■ **To do**:
Extract each line of the material that follows exactly and omit its pictures.

+++

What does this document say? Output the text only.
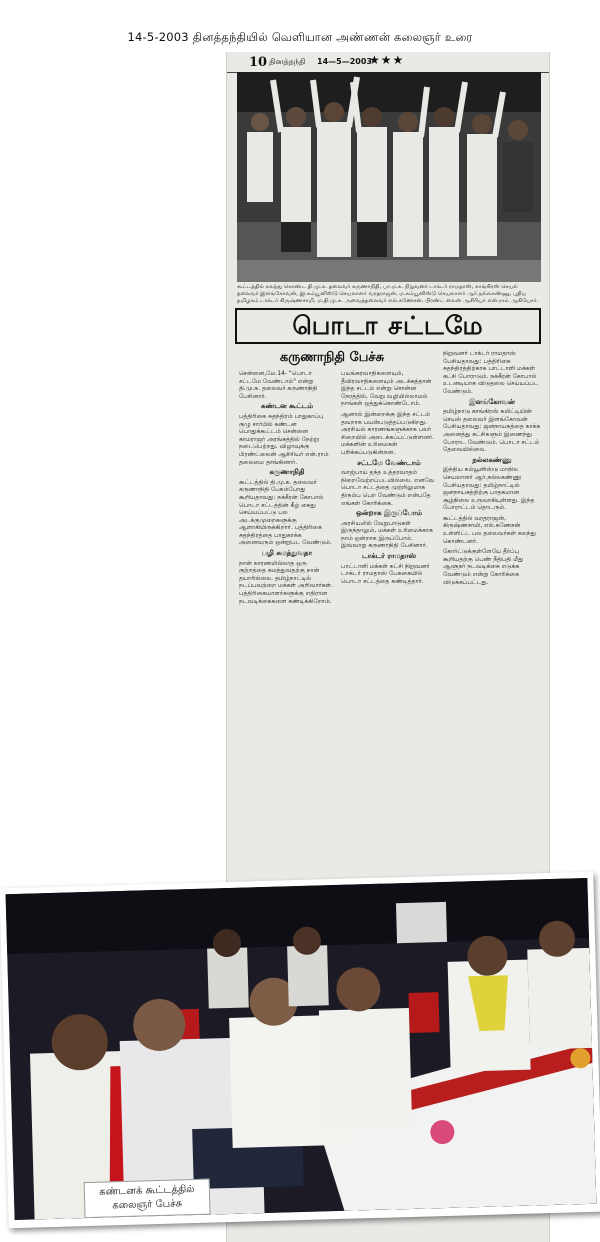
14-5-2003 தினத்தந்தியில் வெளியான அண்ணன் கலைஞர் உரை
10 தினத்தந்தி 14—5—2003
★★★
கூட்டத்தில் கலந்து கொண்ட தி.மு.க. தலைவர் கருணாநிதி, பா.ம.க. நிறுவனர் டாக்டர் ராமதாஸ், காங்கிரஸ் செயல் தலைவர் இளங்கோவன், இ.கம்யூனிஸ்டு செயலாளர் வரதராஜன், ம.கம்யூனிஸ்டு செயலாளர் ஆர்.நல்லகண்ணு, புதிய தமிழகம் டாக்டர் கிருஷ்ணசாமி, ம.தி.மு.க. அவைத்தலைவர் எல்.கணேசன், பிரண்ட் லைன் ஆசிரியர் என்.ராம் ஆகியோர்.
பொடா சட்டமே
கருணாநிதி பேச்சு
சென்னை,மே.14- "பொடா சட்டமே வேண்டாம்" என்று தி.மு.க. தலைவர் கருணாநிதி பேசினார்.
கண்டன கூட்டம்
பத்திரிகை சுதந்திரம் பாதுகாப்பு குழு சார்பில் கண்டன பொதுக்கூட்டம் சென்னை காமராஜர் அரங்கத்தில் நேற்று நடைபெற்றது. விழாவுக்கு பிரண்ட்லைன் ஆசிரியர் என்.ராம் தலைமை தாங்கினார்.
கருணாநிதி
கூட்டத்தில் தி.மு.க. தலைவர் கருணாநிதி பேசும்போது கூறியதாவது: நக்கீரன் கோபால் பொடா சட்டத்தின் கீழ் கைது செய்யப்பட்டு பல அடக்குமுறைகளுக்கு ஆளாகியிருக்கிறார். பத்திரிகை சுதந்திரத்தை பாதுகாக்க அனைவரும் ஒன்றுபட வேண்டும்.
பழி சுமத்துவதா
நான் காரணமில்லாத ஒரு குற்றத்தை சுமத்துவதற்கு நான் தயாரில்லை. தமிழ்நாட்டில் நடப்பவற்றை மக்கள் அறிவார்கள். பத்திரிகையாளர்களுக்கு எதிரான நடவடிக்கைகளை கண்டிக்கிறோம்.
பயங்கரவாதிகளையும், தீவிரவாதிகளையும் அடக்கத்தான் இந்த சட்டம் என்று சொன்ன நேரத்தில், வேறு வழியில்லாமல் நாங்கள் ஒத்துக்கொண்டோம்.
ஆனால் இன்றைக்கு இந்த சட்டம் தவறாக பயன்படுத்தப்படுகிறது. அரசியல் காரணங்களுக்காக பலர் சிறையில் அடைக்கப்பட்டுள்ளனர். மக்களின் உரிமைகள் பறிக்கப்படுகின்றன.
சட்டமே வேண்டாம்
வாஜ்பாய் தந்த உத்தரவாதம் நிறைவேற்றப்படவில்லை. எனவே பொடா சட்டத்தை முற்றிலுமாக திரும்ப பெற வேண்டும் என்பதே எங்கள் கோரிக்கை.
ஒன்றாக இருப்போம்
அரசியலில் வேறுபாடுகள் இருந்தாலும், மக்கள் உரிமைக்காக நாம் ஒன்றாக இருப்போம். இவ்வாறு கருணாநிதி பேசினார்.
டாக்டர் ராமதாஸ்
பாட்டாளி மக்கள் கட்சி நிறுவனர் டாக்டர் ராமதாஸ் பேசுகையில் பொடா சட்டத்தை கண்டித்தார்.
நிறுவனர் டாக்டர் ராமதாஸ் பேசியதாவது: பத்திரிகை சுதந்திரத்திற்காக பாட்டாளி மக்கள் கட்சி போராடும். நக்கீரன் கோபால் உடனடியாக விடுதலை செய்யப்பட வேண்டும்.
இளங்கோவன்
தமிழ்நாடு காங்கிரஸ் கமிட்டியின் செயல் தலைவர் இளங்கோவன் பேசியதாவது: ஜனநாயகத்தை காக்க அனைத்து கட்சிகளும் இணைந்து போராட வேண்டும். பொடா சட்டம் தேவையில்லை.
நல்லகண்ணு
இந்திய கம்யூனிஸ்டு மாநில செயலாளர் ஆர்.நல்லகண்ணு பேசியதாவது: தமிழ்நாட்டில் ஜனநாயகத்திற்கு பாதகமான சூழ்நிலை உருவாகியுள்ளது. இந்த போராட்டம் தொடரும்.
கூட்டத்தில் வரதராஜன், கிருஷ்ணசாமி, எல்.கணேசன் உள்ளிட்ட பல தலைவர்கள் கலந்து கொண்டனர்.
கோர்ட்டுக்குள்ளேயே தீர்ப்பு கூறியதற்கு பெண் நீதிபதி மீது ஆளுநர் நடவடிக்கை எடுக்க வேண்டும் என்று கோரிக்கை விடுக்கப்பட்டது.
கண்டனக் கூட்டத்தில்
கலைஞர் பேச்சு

+++

■ **Correct output**:
What does this document say? Output the text only.
14-5-2003 தினத்தந்தியில் வெளியான அண்ணன் கலைஞர் உரை
10 தினத்தந்தி 14—5—2003
★★★
கூட்டத்தில் கலந்து கொண்ட தி.மு.க. தலைவர் கருணாநிதி, பா.ம.க. நிறுவனர் டாக்டர் ராமதாஸ், காங்கிரஸ் செயல் தலைவர் இளங்கோவன், இ.கம்யூனிஸ்டு செயலாளர் வரதராஜன், ம.கம்யூனிஸ்டு செயலாளர் ஆர்.நல்லகண்ணு, புதிய தமிழகம் டாக்டர் கிருஷ்ணசாமி, ம.தி.மு.க. அவைத்தலைவர் எல்.கணேசன், பிரண்ட் லைன் ஆசிரியர் என்.ராம் ஆகியோர்.
பொடா சட்டமே
கருணாநிதி பேச்சு
சென்னை,மே.14- "பொடா சட்டமே வேண்டாம்" என்று தி.மு.க. தலைவர் கருணாநிதி பேசினார்.
கண்டன கூட்டம்
பத்திரிகை சுதந்திரம் பாதுகாப்பு குழு சார்பில் கண்டன பொதுக்கூட்டம் சென்னை காமராஜர் அரங்கத்தில் நேற்று நடைபெற்றது. விழாவுக்கு பிரண்ட்லைன் ஆசிரியர் என்.ராம் தலைமை தாங்கினார்.
கருணாநிதி
கூட்டத்தில் தி.மு.க. தலைவர் கருணாநிதி பேசும்போது கூறியதாவது: நக்கீரன் கோபால் பொடா சட்டத்தின் கீழ் கைது செய்யப்பட்டு பல அடக்குமுறைகளுக்கு ஆளாகியிருக்கிறார். பத்திரிகை சுதந்திரத்தை பாதுகாக்க அனைவரும் ஒன்றுபட வேண்டும்.
பழி சுமத்துவதா
நான் காரணமில்லாத ஒரு குற்றத்தை சுமத்துவதற்கு நான் தயாரில்லை. தமிழ்நாட்டில் நடப்பவற்றை மக்கள் அறிவார்கள். பத்திரிகையாளர்களுக்கு எதிரான நடவடிக்கைகளை கண்டிக்கிறோம்.
பயங்கரவாதிகளையும், தீவிரவாதிகளையும் அடக்கத்தான் இந்த சட்டம் என்று சொன்ன நேரத்தில், வேறு வழியில்லாமல் நாங்கள் ஒத்துக்கொண்டோம்.
ஆனால் இன்றைக்கு இந்த சட்டம் தவறாக பயன்படுத்தப்படுகிறது. அரசியல் காரணங்களுக்காக பலர் சிறையில் அடைக்கப்பட்டுள்ளனர். மக்களின் உரிமைகள் பறிக்கப்படுகின்றன.
சட்டமே வேண்டாம்
வாஜ்பாய் தந்த உத்தரவாதம் நிறைவேற்றப்படவில்லை. எனவே பொடா சட்டத்தை முற்றிலுமாக திரும்ப பெற வேண்டும் என்பதே எங்கள் கோரிக்கை.
ஒன்றாக இருப்போம்
அரசியலில் வேறுபாடுகள் இருந்தாலும், மக்கள் உரிமைக்காக நாம் ஒன்றாக இருப்போம். இவ்வாறு கருணாநிதி பேசினார்.
டாக்டர் ராமதாஸ்
பாட்டாளி மக்கள் கட்சி நிறுவனர் டாக்டர் ராமதாஸ் பேசுகையில் பொடா சட்டத்தை கண்டித்தார்.
நிறுவனர் டாக்டர் ராமதாஸ் பேசியதாவது: பத்திரிகை சுதந்திரத்திற்காக பாட்டாளி மக்கள் கட்சி போராடும். நக்கீரன் கோபால் உடனடியாக விடுதலை செய்யப்பட வேண்டும்.
இளங்கோவன்
தமிழ்நாடு காங்கிரஸ் கமிட்டியின் செயல் தலைவர் இளங்கோவன் பேசியதாவது: ஜனநாயகத்தை காக்க அனைத்து கட்சிகளும் இணைந்து போராட வேண்டும். பொடா சட்டம் தேவையில்லை.
நல்லகண்ணு
இந்திய கம்யூனிஸ்டு மாநில செயலாளர் ஆர்.நல்லகண்ணு பேசியதாவது: தமிழ்நாட்டில் ஜனநாயகத்திற்கு பாதகமான சூழ்நிலை உருவாகியுள்ளது. இந்த போராட்டம் தொடரும்.
கூட்டத்தில் வரதராஜன், கிருஷ்ணசாமி, எல்.கணேசன் உள்ளிட்ட பல தலைவர்கள் கலந்து கொண்டனர்.
கோர்ட்டுக்குள்ளேயே தீர்ப்பு கூறியதற்கு பெண் நீதிபதி மீது ஆளுநர் நடவடிக்கை எடுக்க வேண்டும் என்று கோரிக்கை விடுக்கப்பட்டது.
கண்டனக் கூட்டத்தில்
கலைஞர் பேச்சு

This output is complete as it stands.